§ WHAT YOU WILL DO
Lines containing the word "Unicode" are the ones to copy from the records below.

§ STORED RECORDS
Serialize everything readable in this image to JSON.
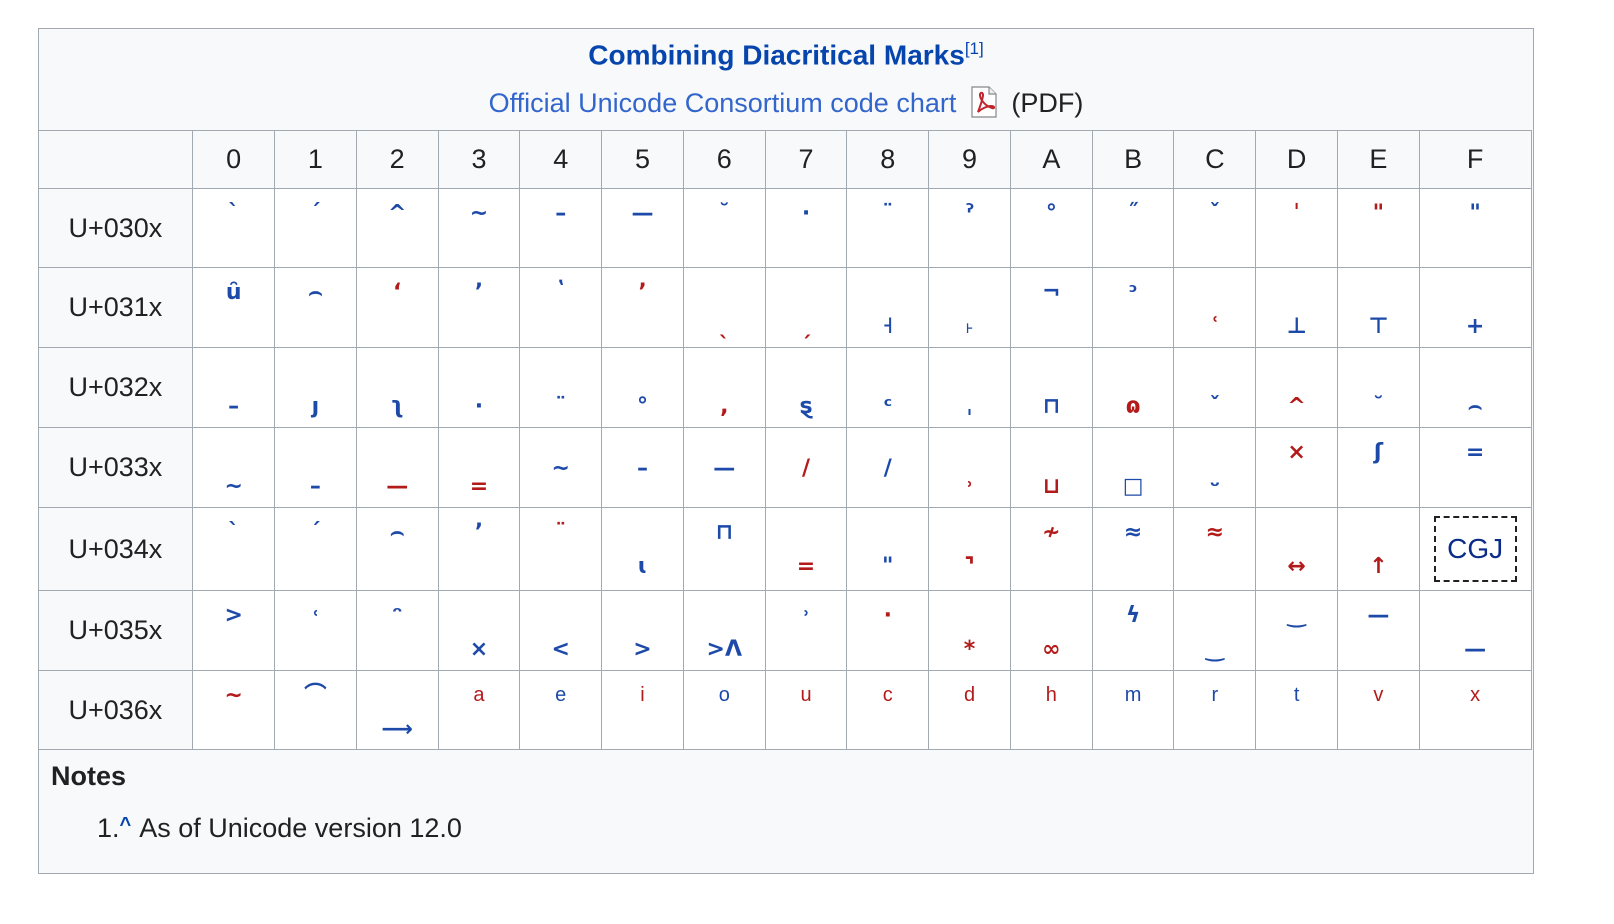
{
  "caption": {
    "title": "Combining Diacritical Marks",
    "title_ref": "[1]",
    "chart_link": "Official Unicode Consortium code chart",
    "pdf_icon": "pdf-file-icon",
    "pdf_label": "(PDF)"
  },
  "columns": [
    "0",
    "1",
    "2",
    "3",
    "4",
    "5",
    "6",
    "7",
    "8",
    "9",
    "A",
    "B",
    "C",
    "D",
    "E",
    "F"
  ],
  "rows": [
    {
      "label": "U+030x",
      "cells": [
        {
          "g": "`",
          "c": "blue",
          "p": "top"
        },
        {
          "g": "ˊ",
          "c": "blue",
          "p": "top"
        },
        {
          "g": "^",
          "c": "blue",
          "p": "top"
        },
        {
          "g": "~",
          "c": "blue",
          "p": "top"
        },
        {
          "g": "–",
          "c": "blue",
          "p": "top"
        },
        {
          "g": "—",
          "c": "blue",
          "p": "top"
        },
        {
          "g": "˘",
          "c": "blue",
          "p": "top"
        },
        {
          "g": "·",
          "c": "blue",
          "p": "top"
        },
        {
          "g": "¨",
          "c": "blue",
          "p": "top"
        },
        {
          "g": "ˀ",
          "c": "blue",
          "p": "top"
        },
        {
          "g": "°",
          "c": "blue",
          "p": "top"
        },
        {
          "g": "˝",
          "c": "blue",
          "p": "top"
        },
        {
          "g": "ˇ",
          "c": "blue",
          "p": "top"
        },
        {
          "g": "ˈ",
          "c": "red",
          "p": "top"
        },
        {
          "g": "\"",
          "c": "red",
          "p": "top"
        },
        {
          "g": "\"",
          "c": "blue",
          "p": "top"
        }
      ]
    },
    {
      "label": "U+031x",
      "cells": [
        {
          "g": "ȗ",
          "c": "blue",
          "p": "top"
        },
        {
          "g": "⌢",
          "c": "blue",
          "p": "top"
        },
        {
          "g": "ʻ",
          "c": "red",
          "p": "top"
        },
        {
          "g": "ʼ",
          "c": "blue",
          "p": "top"
        },
        {
          "g": "ʽ",
          "c": "blue",
          "p": "top"
        },
        {
          "g": "ʼ",
          "c": "red",
          "p": "top"
        },
        {
          "g": "ˎ",
          "c": "red",
          "p": "bot"
        },
        {
          "g": "ˏ",
          "c": "red",
          "p": "bot"
        },
        {
          "g": "˧",
          "c": "blue",
          "p": "bot"
        },
        {
          "g": "˫",
          "c": "blue",
          "p": "bot"
        },
        {
          "g": "¬",
          "c": "blue",
          "p": "top"
        },
        {
          "g": "ᵓ",
          "c": "blue",
          "p": "top"
        },
        {
          "g": "ʿ",
          "c": "red",
          "p": "bot"
        },
        {
          "g": "⊥",
          "c": "blue",
          "p": "bot"
        },
        {
          "g": "⊤",
          "c": "blue",
          "p": "bot"
        },
        {
          "g": "+",
          "c": "blue",
          "p": "bot"
        }
      ]
    },
    {
      "label": "U+032x",
      "cells": [
        {
          "g": "–",
          "c": "blue",
          "p": "bot"
        },
        {
          "g": "ȷ",
          "c": "blue",
          "p": "bot"
        },
        {
          "g": "ʅ",
          "c": "blue",
          "p": "bot"
        },
        {
          "g": "·",
          "c": "blue",
          "p": "bot"
        },
        {
          "g": "¨",
          "c": "blue",
          "p": "bot"
        },
        {
          "g": "°",
          "c": "blue",
          "p": "bot"
        },
        {
          "g": ",",
          "c": "red",
          "p": "bot"
        },
        {
          "g": "ȿ",
          "c": "blue",
          "p": "bot"
        },
        {
          "g": "ᶜ",
          "c": "blue",
          "p": "bot"
        },
        {
          "g": "ˌ",
          "c": "blue",
          "p": "bot"
        },
        {
          "g": "⊓",
          "c": "blue",
          "p": "bot"
        },
        {
          "g": "ɷ",
          "c": "red",
          "p": "bot"
        },
        {
          "g": "ˇ",
          "c": "blue",
          "p": "bot"
        },
        {
          "g": "^",
          "c": "red",
          "p": "bot"
        },
        {
          "g": "˘",
          "c": "blue",
          "p": "bot"
        },
        {
          "g": "⌢",
          "c": "blue",
          "p": "bot"
        }
      ]
    },
    {
      "label": "U+033x",
      "cells": [
        {
          "g": "~",
          "c": "blue",
          "p": "bot"
        },
        {
          "g": "–",
          "c": "blue",
          "p": "bot"
        },
        {
          "g": "—",
          "c": "red",
          "p": "bot"
        },
        {
          "g": "=",
          "c": "red",
          "p": "bot"
        },
        {
          "g": "~",
          "c": "blue",
          "p": "mid"
        },
        {
          "g": "–",
          "c": "blue",
          "p": "mid"
        },
        {
          "g": "—",
          "c": "blue",
          "p": "mid"
        },
        {
          "g": "/",
          "c": "red",
          "p": "mid"
        },
        {
          "g": "/",
          "c": "blue",
          "p": "mid"
        },
        {
          "g": "˒",
          "c": "red",
          "p": "bot"
        },
        {
          "g": "⊔",
          "c": "red",
          "p": "bot"
        },
        {
          "g": "□",
          "c": "blue",
          "p": "bot"
        },
        {
          "g": "ᵕ",
          "c": "blue",
          "p": "bot"
        },
        {
          "g": "×",
          "c": "red",
          "p": "top"
        },
        {
          "g": "ʃ",
          "c": "blue",
          "p": "top"
        },
        {
          "g": "=",
          "c": "blue",
          "p": "top"
        }
      ]
    },
    {
      "label": "U+034x",
      "cells": [
        {
          "g": "`",
          "c": "blue",
          "p": "top"
        },
        {
          "g": "ˊ",
          "c": "blue",
          "p": "top"
        },
        {
          "g": "⌢",
          "c": "blue",
          "p": "top"
        },
        {
          "g": "ʼ",
          "c": "blue",
          "p": "top"
        },
        {
          "g": "¨",
          "c": "red",
          "p": "top"
        },
        {
          "g": "ɩ",
          "c": "blue",
          "p": "bot"
        },
        {
          "g": "⊓",
          "c": "blue",
          "p": "top"
        },
        {
          "g": "=",
          "c": "red",
          "p": "bot"
        },
        {
          "g": "\"",
          "c": "blue",
          "p": "bot"
        },
        {
          "g": "⌝",
          "c": "red",
          "p": "bot"
        },
        {
          "g": "≁",
          "c": "red",
          "p": "top"
        },
        {
          "g": "≈",
          "c": "blue",
          "p": "top"
        },
        {
          "g": "≈",
          "c": "red",
          "p": "top"
        },
        {
          "g": "↔",
          "c": "red",
          "p": "bot"
        },
        {
          "g": "↑",
          "c": "red",
          "p": "bot"
        },
        {
          "g": "CGJ",
          "c": "cgj",
          "p": "mid"
        }
      ]
    },
    {
      "label": "U+035x",
      "cells": [
        {
          "g": ">",
          "c": "blue",
          "p": "top"
        },
        {
          "g": "˓",
          "c": "blue",
          "p": "top"
        },
        {
          "g": "ᵔ",
          "c": "blue",
          "p": "top"
        },
        {
          "g": "×",
          "c": "blue",
          "p": "bot"
        },
        {
          "g": "<",
          "c": "blue",
          "p": "bot"
        },
        {
          "g": ">",
          "c": "blue",
          "p": "bot"
        },
        {
          "g": ">Λ",
          "c": "blue",
          "p": "bot"
        },
        {
          "g": "˒",
          "c": "blue",
          "p": "top"
        },
        {
          "g": "·",
          "c": "red",
          "p": "top"
        },
        {
          "g": "*",
          "c": "red",
          "p": "bot"
        },
        {
          "g": "∞",
          "c": "red",
          "p": "bot"
        },
        {
          "g": "ϟ",
          "c": "blue",
          "p": "top"
        },
        {
          "g": "‿",
          "c": "blue",
          "p": "bot"
        },
        {
          "g": "‿",
          "c": "blue",
          "p": "top"
        },
        {
          "g": "—",
          "c": "blue",
          "p": "top"
        },
        {
          "g": "—",
          "c": "blue",
          "p": "bot"
        }
      ]
    },
    {
      "label": "U+036x",
      "cells": [
        {
          "g": "∼",
          "c": "red",
          "p": "top"
        },
        {
          "g": "⌒",
          "c": "blue",
          "p": "top"
        },
        {
          "g": "⟶",
          "c": "blue",
          "p": "bot"
        },
        {
          "g": "a",
          "c": "red",
          "p": "top",
          "l": true
        },
        {
          "g": "e",
          "c": "blue",
          "p": "top",
          "l": true
        },
        {
          "g": "i",
          "c": "red",
          "p": "top",
          "l": true
        },
        {
          "g": "o",
          "c": "blue",
          "p": "top",
          "l": true
        },
        {
          "g": "u",
          "c": "red",
          "p": "top",
          "l": true
        },
        {
          "g": "c",
          "c": "red",
          "p": "top",
          "l": true
        },
        {
          "g": "d",
          "c": "red",
          "p": "top",
          "l": true
        },
        {
          "g": "h",
          "c": "red",
          "p": "top",
          "l": true
        },
        {
          "g": "m",
          "c": "blue",
          "p": "top",
          "l": true
        },
        {
          "g": "r",
          "c": "blue",
          "p": "top",
          "l": true
        },
        {
          "g": "t",
          "c": "blue",
          "p": "top",
          "l": true
        },
        {
          "g": "v",
          "c": "red",
          "p": "top",
          "l": true
        },
        {
          "g": "x",
          "c": "red",
          "p": "top",
          "l": true
        }
      ]
    }
  ],
  "notes": {
    "title": "Notes",
    "items": [
      {
        "num": "1.",
        "caret": "^",
        "text": "As of Unicode version 12.0"
      }
    ]
  },
  "colors": {
    "link": "#0645ad",
    "link_light": "#3366cc",
    "glyph_blue": "#1d4aa8",
    "glyph_red": "#b31b1b",
    "border": "#a2a9b1"
  }
}
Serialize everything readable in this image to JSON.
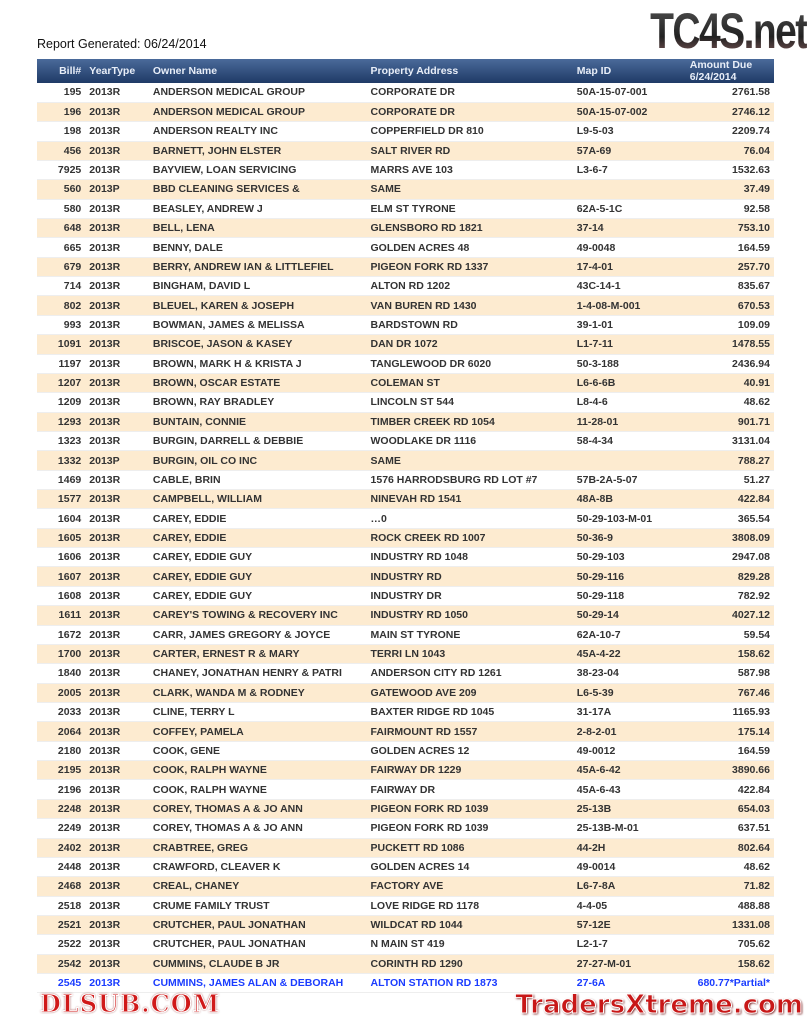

§ EXERCISE SOLUTION
    "chart_link": "Official Unicode Consortium code chart",
        "text": "As of Unicode version 12.0"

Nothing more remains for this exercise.